-- begin Data --

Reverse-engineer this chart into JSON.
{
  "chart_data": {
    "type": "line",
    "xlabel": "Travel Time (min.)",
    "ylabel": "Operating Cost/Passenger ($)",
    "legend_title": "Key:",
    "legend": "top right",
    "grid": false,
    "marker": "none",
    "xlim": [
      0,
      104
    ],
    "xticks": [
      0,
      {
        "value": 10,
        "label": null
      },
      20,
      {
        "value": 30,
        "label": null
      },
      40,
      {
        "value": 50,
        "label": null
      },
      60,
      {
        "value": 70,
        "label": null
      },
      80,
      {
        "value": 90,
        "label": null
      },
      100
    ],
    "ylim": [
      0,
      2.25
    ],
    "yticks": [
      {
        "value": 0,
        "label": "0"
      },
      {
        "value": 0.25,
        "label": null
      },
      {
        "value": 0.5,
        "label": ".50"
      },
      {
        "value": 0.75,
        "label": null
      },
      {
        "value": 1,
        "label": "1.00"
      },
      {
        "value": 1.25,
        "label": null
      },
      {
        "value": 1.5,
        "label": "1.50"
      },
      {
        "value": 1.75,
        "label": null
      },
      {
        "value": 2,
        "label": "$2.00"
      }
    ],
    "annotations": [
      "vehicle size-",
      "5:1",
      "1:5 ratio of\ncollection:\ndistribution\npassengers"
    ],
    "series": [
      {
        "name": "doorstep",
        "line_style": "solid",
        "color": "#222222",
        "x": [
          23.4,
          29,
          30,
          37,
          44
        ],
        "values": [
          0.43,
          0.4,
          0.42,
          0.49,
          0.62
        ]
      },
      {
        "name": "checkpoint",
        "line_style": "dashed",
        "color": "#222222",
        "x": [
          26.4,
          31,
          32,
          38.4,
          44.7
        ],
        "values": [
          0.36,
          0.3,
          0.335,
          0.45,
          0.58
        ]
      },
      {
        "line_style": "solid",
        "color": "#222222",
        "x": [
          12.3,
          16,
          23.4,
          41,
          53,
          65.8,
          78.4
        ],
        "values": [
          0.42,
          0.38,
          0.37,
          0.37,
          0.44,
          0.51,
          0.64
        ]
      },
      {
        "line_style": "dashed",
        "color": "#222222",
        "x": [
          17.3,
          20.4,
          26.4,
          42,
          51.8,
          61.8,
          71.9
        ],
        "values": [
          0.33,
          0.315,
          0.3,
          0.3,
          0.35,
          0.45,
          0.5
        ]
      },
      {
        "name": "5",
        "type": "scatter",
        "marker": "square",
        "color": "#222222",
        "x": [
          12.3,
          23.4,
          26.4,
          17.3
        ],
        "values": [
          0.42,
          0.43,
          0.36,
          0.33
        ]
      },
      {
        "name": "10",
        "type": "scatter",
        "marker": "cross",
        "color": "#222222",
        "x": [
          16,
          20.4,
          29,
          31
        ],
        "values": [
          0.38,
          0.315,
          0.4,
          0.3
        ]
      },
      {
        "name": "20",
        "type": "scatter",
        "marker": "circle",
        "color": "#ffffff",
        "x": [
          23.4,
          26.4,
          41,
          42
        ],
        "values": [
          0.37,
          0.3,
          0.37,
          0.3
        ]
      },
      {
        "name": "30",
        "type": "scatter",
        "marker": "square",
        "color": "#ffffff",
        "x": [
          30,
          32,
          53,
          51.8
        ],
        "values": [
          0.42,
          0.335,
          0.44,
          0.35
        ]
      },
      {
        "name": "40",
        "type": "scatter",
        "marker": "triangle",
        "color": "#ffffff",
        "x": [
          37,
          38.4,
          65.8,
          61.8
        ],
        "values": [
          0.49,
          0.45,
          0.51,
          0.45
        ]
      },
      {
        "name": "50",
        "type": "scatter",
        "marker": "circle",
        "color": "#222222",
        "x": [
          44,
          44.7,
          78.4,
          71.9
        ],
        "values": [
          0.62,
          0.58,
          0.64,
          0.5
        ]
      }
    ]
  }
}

-- end Data --

• _Goal_
Reproduce the complete set of lines precisely as supplied.

• _Exercise output_
Reverse-engineer this chart into JSON.
{
  "chart_data": {
    "type": "line",
    "xlabel": "Travel Time (min.)",
    "ylabel": "Operating Cost/Passenger ($)",
    "legend_title": "Key:",
    "legend": "top right",
    "grid": false,
    "marker": "none",
    "xlim": [
      0,
      104
    ],
    "xticks": [
      0,
      {
        "value": 10,
        "label": null
      },
      20,
      {
        "value": 30,
        "label": null
      },
      40,
      {
        "value": 50,
        "label": null
      },
      60,
      {
        "value": 70,
        "label": null
      },
      80,
      {
        "value": 90,
        "label": null
      },
      100
    ],
    "ylim": [
      0,
      2.25
    ],
    "yticks": [
      {
        "value": 0,
        "label": "0"
      },
      {
        "value": 0.25,
        "label": null
      },
      {
        "value": 0.5,
        "label": ".50"
      },
      {
        "value": 0.75,
        "label": null
      },
      {
        "value": 1,
        "label": "1.00"
      },
      {
        "value": 1.25,
        "label": null
      },
      {
        "value": 1.5,
        "label": "1.50"
      },
      {
        "value": 1.75,
        "label": null
      },
      {
        "value": 2,
        "label": "$2.00"
      }
    ],
    "annotations": [
      "vehicle size-",
      "5:1",
      "1:5 ratio of\ncollection:\ndistribution\npassengers"
    ],
    "series": [
      {
        "name": "doorstep",
        "line_style": "solid",
        "color": "#222222",
        "x": [
          23.4,
          29,
          30,
          37,
          44
        ],
        "values": [
          0.43,
          0.4,
          0.42,
          0.49,
          0.62
        ]
      },
      {
        "name": "checkpoint",
        "line_style": "dashed",
        "color": "#222222",
        "x": [
          26.4,
          31,
          32,
          38.4,
          44.7
        ],
        "values": [
          0.36,
          0.3,
          0.335,
          0.45,
          0.58
        ]
      },
      {
        "line_style": "solid",
        "color": "#222222",
        "x": [
          12.3,
          16,
          23.4,
          41,
          53,
          65.8,
          78.4
        ],
        "values": [
          0.42,
          0.38,
          0.37,
          0.37,
          0.44,
          0.51,
          0.64
        ]
      },
      {
        "line_style": "dashed",
        "color": "#222222",
        "x": [
          17.3,
          20.4,
          26.4,
          42,
          51.8,
          61.8,
          71.9
        ],
        "values": [
          0.33,
          0.315,
          0.3,
          0.3,
          0.35,
          0.45,
          0.5
        ]
      },
      {
        "name": "5",
        "type": "scatter",
        "marker": "square",
        "color": "#222222",
        "x": [
          12.3,
          23.4,
          26.4,
          17.3
        ],
        "values": [
          0.42,
          0.43,
          0.36,
          0.33
        ]
      },
      {
        "name": "10",
        "type": "scatter",
        "marker": "cross",
        "color": "#222222",
        "x": [
          16,
          20.4,
          29,
          31
        ],
        "values": [
          0.38,
          0.315,
          0.4,
          0.3
        ]
      },
      {
        "name": "20",
        "type": "scatter",
        "marker": "circle",
        "color": "#ffffff",
        "x": [
          23.4,
          26.4,
          41,
          42
        ],
        "values": [
          0.37,
          0.3,
          0.37,
          0.3
        ]
      },
      {
        "name": "30",
        "type": "scatter",
        "marker": "square",
        "color": "#ffffff",
        "x": [
          30,
          32,
          53,
          51.8
        ],
        "values": [
          0.42,
          0.335,
          0.44,
          0.35
        ]
      },
      {
        "name": "40",
        "type": "scatter",
        "marker": "triangle",
        "color": "#ffffff",
        "x": [
          37,
          38.4,
          65.8,
          61.8
        ],
        "values": [
          0.49,
          0.45,
          0.51,
          0.45
        ]
      },
      {
        "name": "50",
        "type": "scatter",
        "marker": "circle",
        "color": "#222222",
        "x": [
          44,
          44.7,
          78.4,
          71.9
        ],
        "values": [
          0.62,
          0.58,
          0.64,
          0.5
        ]
      }
    ]
  }
}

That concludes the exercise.